Skip to content

[bug] collect command: fatal panic "concurrent map read and map write" in TargetsManager.setTargetState() — 100% reproducible #835

@mahapule84

Description

@mahapule84

Summary

The gnmic collect command crashes with a fatal Go runtime panic on every startup when targets are loaded via the file loader. The panic is a concurrent map read and write race condition inside TargetsManager.setTargetState() at targets_manager.go:1111.

The crash occurs consistently regardless of configuration, number of targets, or gnmic version. Reproduced on both v0.44.1 and v0.45.0.

gnmic subscribe is not affected and works correctly with the same configuration.


Environment

Field Detail
gnmic versions tested v0.44.1, v0.45.0
OS Ubuntu 24.04 LTS
Go runtime (from stacktrace) go1.24.12
gNMI targets 5 targets (4x Arista EOS, 1x Juniper)
Loader type file loader (targets.yaml)
Output type prometheus_write

Steps to Reproduce

Step 1 — gnmic.yaml:

username: lab-user
password: lab-pass
port: 6030
timeout: 30s
insecure: true
encoding: proto

subscriptions:
  cpu-util:
    mode: stream
    stream-mode: sample
    sample-interval: 30s
    paths:
      - '/system/cpus/cpu/state/total/instant'

outputs:
  prometheus-write:
    type: prometheus_write
    url: "http://10.0.0.100:9090/api/v1/write"
    metric-prefix: "gnmic"

loader:
  type: file
  path: "/opt/gnmic/config/targets.yaml"

*LISTING*.
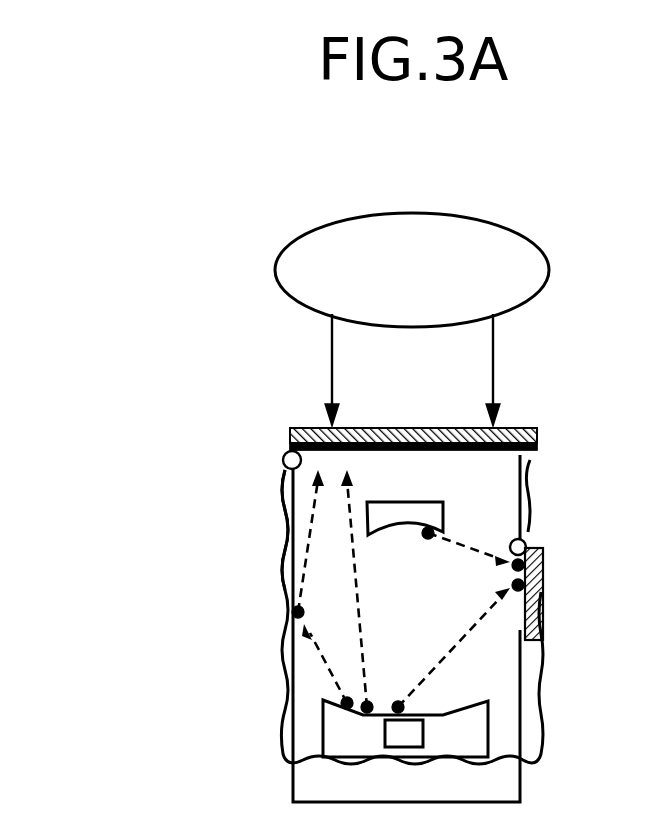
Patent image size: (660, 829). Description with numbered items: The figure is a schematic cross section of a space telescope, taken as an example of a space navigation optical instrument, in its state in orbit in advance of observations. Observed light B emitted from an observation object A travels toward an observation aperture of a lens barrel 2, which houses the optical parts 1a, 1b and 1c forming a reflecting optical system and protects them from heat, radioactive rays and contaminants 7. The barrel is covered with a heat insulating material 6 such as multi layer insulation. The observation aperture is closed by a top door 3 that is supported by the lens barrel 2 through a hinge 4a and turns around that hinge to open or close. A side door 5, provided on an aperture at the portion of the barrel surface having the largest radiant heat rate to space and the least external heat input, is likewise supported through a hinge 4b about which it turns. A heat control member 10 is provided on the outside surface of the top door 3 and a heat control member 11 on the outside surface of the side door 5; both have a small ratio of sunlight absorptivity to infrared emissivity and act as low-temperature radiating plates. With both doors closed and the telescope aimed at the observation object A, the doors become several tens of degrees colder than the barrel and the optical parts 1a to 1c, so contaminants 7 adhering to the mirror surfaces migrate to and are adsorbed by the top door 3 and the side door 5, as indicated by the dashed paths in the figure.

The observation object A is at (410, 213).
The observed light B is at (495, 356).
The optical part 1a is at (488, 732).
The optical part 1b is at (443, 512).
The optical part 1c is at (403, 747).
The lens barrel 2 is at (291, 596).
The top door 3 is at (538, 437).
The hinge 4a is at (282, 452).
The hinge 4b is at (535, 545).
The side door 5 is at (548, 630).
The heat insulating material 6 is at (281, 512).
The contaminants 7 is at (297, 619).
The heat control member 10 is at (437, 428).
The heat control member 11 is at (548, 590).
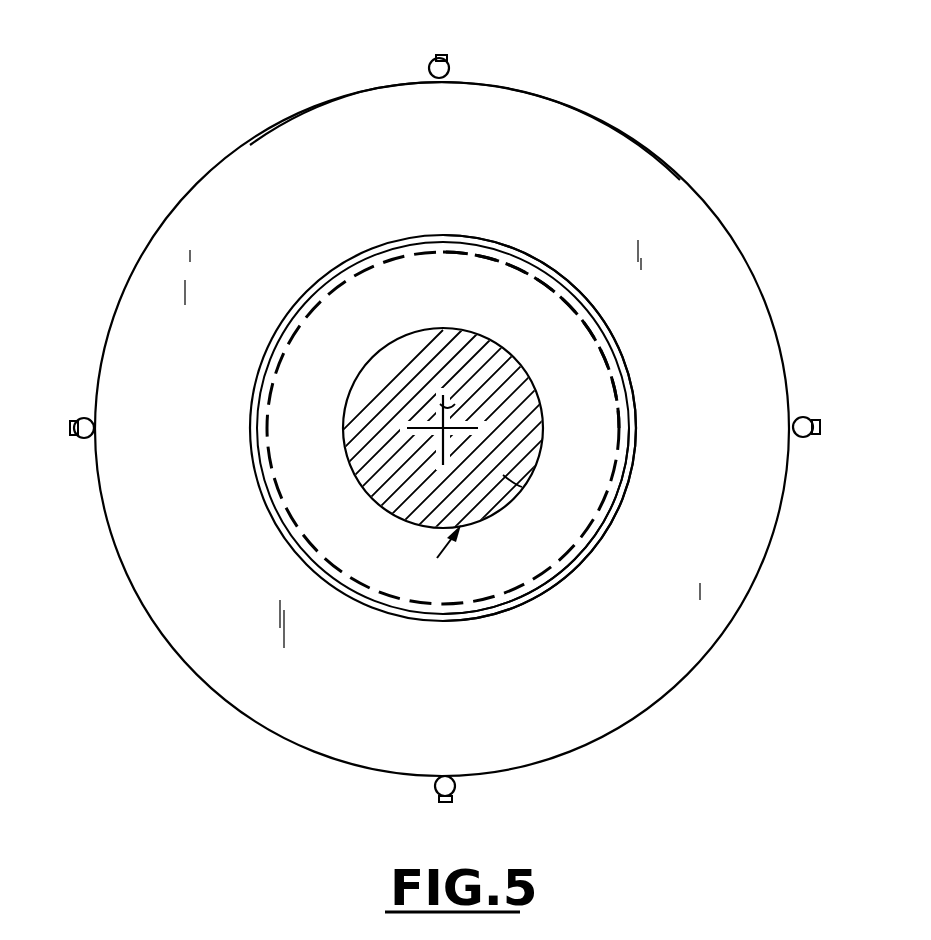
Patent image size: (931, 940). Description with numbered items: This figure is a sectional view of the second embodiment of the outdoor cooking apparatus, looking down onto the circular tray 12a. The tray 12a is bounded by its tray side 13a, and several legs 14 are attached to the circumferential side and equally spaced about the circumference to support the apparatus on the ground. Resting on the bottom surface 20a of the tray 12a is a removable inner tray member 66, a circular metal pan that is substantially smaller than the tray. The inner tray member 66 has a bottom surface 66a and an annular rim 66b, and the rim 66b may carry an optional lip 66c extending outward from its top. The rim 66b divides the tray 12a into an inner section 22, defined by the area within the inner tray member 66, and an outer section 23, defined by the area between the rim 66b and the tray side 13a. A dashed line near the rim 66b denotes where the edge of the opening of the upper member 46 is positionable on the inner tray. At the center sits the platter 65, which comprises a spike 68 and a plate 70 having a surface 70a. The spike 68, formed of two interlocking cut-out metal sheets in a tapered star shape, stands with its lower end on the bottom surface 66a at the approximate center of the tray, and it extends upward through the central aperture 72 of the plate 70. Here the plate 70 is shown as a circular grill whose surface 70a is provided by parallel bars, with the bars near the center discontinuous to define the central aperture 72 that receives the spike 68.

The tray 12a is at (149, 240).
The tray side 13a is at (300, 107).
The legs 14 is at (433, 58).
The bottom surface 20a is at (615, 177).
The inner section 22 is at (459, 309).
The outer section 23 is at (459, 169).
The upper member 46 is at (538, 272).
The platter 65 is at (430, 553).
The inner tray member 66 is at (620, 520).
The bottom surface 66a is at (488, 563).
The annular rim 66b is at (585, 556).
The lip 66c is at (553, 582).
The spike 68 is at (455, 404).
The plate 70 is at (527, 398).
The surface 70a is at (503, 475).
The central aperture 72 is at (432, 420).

* * *

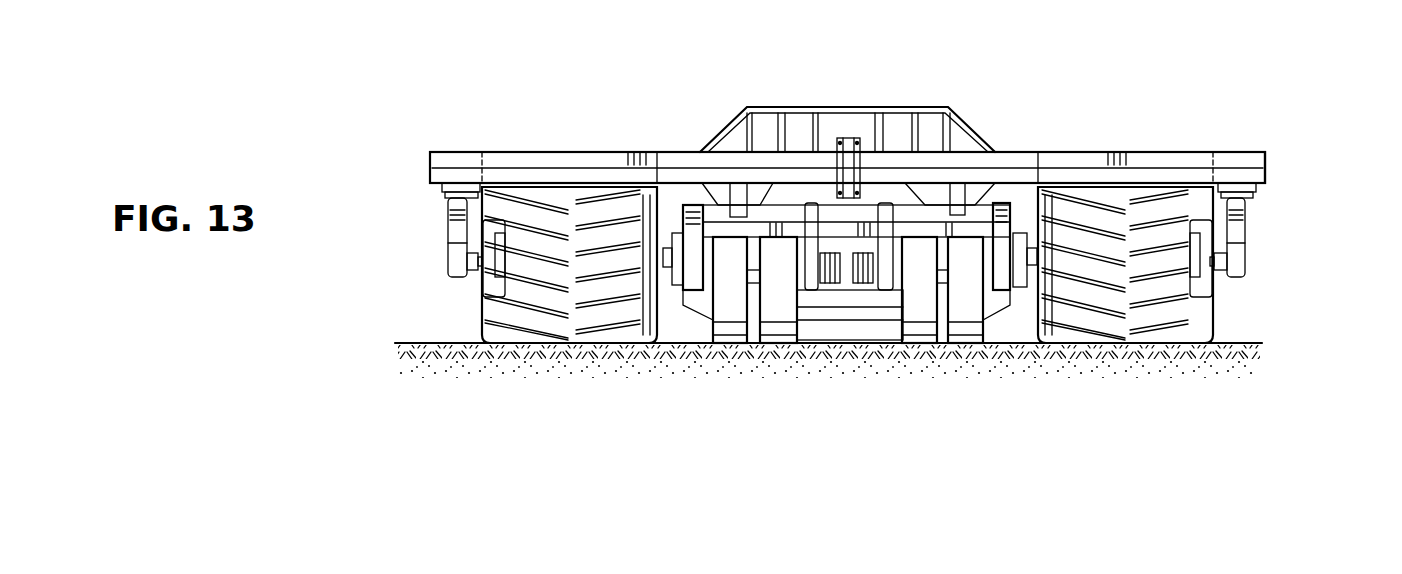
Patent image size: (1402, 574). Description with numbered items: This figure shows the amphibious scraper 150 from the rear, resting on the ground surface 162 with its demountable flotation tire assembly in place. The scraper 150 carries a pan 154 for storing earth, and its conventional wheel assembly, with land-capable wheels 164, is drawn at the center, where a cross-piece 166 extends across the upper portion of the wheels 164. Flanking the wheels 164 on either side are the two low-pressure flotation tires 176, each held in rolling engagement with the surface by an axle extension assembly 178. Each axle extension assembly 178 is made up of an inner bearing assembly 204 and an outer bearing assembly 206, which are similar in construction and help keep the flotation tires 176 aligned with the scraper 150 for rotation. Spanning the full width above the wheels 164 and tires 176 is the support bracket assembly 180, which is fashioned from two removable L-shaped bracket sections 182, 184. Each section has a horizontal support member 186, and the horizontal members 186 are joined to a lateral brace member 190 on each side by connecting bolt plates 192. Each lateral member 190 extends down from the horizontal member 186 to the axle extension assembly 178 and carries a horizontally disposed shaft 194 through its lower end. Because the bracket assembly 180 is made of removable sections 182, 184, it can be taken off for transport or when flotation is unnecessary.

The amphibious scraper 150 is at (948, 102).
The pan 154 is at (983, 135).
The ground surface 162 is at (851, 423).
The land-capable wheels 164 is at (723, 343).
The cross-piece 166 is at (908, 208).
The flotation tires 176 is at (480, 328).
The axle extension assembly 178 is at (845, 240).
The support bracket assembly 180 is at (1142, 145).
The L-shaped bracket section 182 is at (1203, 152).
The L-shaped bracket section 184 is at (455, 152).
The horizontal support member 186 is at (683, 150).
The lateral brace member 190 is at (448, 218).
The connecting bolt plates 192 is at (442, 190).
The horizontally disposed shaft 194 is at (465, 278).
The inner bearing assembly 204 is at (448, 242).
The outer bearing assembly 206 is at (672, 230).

==

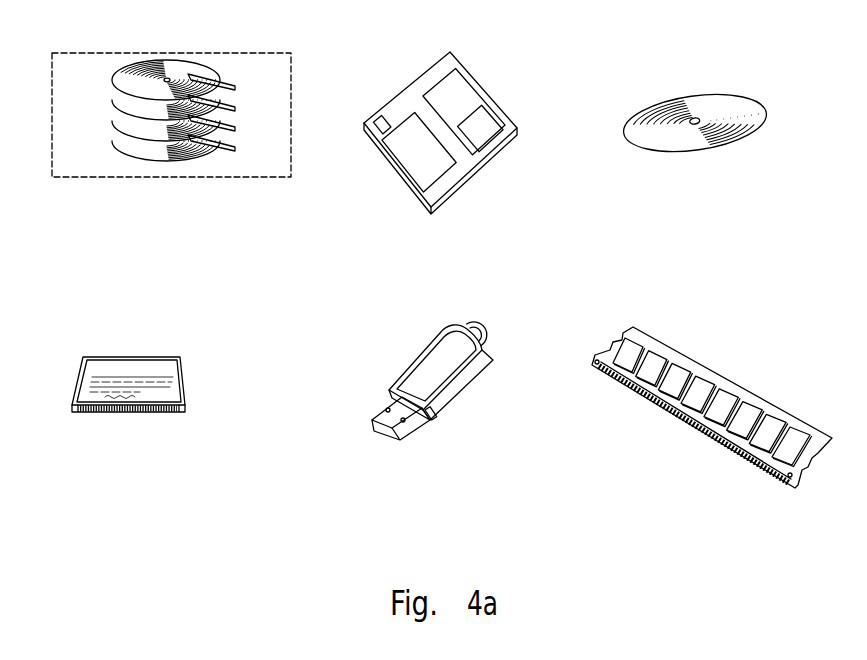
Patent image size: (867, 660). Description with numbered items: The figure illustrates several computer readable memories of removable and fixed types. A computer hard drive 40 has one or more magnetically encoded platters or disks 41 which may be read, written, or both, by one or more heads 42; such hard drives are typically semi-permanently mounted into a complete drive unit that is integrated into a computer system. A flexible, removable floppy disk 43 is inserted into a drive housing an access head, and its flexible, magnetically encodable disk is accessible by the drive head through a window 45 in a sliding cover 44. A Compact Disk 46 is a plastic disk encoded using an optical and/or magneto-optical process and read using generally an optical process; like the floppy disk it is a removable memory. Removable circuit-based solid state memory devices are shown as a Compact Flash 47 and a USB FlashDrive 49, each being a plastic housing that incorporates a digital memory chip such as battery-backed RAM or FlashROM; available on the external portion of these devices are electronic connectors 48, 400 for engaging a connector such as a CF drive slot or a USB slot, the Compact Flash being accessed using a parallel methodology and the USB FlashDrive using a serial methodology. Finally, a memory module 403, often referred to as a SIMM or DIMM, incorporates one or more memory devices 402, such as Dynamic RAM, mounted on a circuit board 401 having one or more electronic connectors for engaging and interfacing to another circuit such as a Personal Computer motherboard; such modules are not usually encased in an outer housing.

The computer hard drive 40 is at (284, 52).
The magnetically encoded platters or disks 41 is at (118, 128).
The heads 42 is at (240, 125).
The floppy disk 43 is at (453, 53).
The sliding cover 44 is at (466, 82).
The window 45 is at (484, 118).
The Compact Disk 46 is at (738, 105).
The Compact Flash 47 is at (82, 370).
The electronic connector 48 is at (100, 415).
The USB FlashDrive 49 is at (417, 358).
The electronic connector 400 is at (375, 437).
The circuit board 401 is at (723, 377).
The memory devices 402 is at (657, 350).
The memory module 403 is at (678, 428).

*EXERCISE*.
Answer these questions from the gnmic crash report above:
1. On which two gnmic versions was the crash reproduced?
2. Which gnmic command does the report say is not affected?
3. What sample interval is set for the cpu-util subscription in gnmic.yaml?

*SOLVED EXERCISE*.
1. v0.44.1 and v0.45.0
2. gnmic subscribe
3. 30s